§ **Instructions to follow**:
The records below need retyping in full; give them again exactly.

§ **Stored data entries**:
□ □ □ □ □ □ □
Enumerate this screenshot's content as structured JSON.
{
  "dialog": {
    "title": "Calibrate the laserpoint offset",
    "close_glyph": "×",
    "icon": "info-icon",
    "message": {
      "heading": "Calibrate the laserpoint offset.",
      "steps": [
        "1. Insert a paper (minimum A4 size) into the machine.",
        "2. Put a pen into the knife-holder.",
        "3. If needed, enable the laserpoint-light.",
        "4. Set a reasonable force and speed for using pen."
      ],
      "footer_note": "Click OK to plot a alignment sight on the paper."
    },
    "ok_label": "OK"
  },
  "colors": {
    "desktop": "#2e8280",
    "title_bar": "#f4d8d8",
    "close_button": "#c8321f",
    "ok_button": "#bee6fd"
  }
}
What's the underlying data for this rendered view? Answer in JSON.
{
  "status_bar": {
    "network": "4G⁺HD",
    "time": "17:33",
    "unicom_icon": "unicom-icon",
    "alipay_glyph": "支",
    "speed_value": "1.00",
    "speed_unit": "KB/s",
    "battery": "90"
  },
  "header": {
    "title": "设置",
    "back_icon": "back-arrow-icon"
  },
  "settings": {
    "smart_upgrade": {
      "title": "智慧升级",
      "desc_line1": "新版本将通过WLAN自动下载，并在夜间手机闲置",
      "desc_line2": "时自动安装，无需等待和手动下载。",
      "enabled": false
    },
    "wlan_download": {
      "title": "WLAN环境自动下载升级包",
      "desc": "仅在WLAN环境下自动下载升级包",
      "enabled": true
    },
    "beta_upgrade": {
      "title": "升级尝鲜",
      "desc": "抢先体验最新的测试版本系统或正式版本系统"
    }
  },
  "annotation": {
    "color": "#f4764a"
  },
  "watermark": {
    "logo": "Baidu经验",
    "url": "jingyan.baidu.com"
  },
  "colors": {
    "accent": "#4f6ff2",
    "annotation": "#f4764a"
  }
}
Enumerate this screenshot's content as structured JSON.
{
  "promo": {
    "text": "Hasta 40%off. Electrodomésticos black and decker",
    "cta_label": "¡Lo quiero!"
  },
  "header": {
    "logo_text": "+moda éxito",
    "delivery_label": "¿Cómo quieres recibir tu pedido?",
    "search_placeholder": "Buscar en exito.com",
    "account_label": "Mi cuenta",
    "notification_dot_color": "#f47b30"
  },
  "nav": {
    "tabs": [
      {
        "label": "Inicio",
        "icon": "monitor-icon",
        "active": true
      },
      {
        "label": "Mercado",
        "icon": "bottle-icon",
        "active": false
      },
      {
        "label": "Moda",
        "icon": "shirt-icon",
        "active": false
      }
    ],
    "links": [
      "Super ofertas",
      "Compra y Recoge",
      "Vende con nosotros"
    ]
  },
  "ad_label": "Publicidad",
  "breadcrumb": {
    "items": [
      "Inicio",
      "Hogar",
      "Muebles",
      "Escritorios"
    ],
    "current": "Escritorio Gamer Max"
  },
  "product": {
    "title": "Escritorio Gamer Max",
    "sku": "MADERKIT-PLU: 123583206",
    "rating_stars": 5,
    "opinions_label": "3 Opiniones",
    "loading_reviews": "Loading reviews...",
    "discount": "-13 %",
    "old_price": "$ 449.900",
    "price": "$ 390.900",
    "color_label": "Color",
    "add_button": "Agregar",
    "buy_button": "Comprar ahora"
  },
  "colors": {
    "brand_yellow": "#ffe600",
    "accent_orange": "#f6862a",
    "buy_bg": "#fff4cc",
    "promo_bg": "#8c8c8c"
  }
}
□ □ □ □ □ □ □
§ **Completed exercise**:
Enumerate this screenshot's content as structured JSON.
{
  "dialog": {
    "title": "Calibrate the laserpoint offset",
    "close_glyph": "×",
    "icon": "info-icon",
    "message": {
      "heading": "Calibrate the laserpoint offset.",
      "steps": [
        "1. Insert a paper (minimum A4 size) into the machine.",
        "2. Put a pen into the knife-holder.",
        "3. If needed, enable the laserpoint-light.",
        "4. Set a reasonable force and speed for using pen."
      ],
      "footer_note": "Click OK to plot a alignment sight on the paper."
    },
    "ok_label": "OK"
  },
  "colors": {
    "desktop": "#2e8280",
    "title_bar": "#f4d8d8",
    "close_button": "#c8321f",
    "ok_button": "#bee6fd"
  }
}
What's the underlying data for this rendered view? Answer in JSON.
{
  "status_bar": {
    "network": "4G⁺HD",
    "time": "17:33",
    "unicom_icon": "unicom-icon",
    "alipay_glyph": "支",
    "speed_value": "1.00",
    "speed_unit": "KB/s",
    "battery": "90"
  },
  "header": {
    "title": "设置",
    "back_icon": "back-arrow-icon"
  },
  "settings": {
    "smart_upgrade": {
      "title": "智慧升级",
      "desc_line1": "新版本将通过WLAN自动下载，并在夜间手机闲置",
      "desc_line2": "时自动安装，无需等待和手动下载。",
      "enabled": false
    },
    "wlan_download": {
      "title": "WLAN环境自动下载升级包",
      "desc": "仅在WLAN环境下自动下载升级包",
      "enabled": true
    },
    "beta_upgrade": {
      "title": "升级尝鲜",
      "desc": "抢先体验最新的测试版本系统或正式版本系统"
    }
  },
  "annotation": {
    "color": "#f4764a"
  },
  "watermark": {
    "logo": "Baidu经验",
    "url": "jingyan.baidu.com"
  },
  "colors": {
    "accent": "#4f6ff2",
    "annotation": "#f4764a"
  }
}
Enumerate this screenshot's content as structured JSON.
{
  "promo": {
    "text": "Hasta 40%off. Electrodomésticos black and decker",
    "cta_label": "¡Lo quiero!"
  },
  "header": {
    "logo_text": "+moda éxito",
    "delivery_label": "¿Cómo quieres recibir tu pedido?",
    "search_placeholder": "Buscar en exito.com",
    "account_label": "Mi cuenta",
    "notification_dot_color": "#f47b30"
  },
  "nav": {
    "tabs": [
      {
        "label": "Inicio",
        "icon": "monitor-icon",
        "active": true
      },
      {
        "label": "Mercado",
        "icon": "bottle-icon",
        "active": false
      },
      {
        "label": "Moda",
        "icon": "shirt-icon",
        "active": false
      }
    ],
    "links": [
      "Super ofertas",
      "Compra y Recoge",
      "Vende con nosotros"
    ]
  },
  "ad_label": "Publicidad",
  "breadcrumb": {
    "items": [
      "Inicio",
      "Hogar",
      "Muebles",
      "Escritorios"
    ],
    "current": "Escritorio Gamer Max"
  },
  "product": {
    "title": "Escritorio Gamer Max",
    "sku": "MADERKIT-PLU: 123583206",
    "rating_stars": 5,
    "opinions_label": "3 Opiniones",
    "loading_reviews": "Loading reviews...",
    "discount": "-13 %",
    "old_price": "$ 449.900",
    "price": "$ 390.900",
    "color_label": "Color",
    "add_button": "Agregar",
    "buy_button": "Comprar ahora"
  },
  "colors": {
    "brand_yellow": "#ffe600",
    "accent_orange": "#f6862a",
    "buy_bg": "#fff4cc",
    "promo_bg": "#8c8c8c"
  }
}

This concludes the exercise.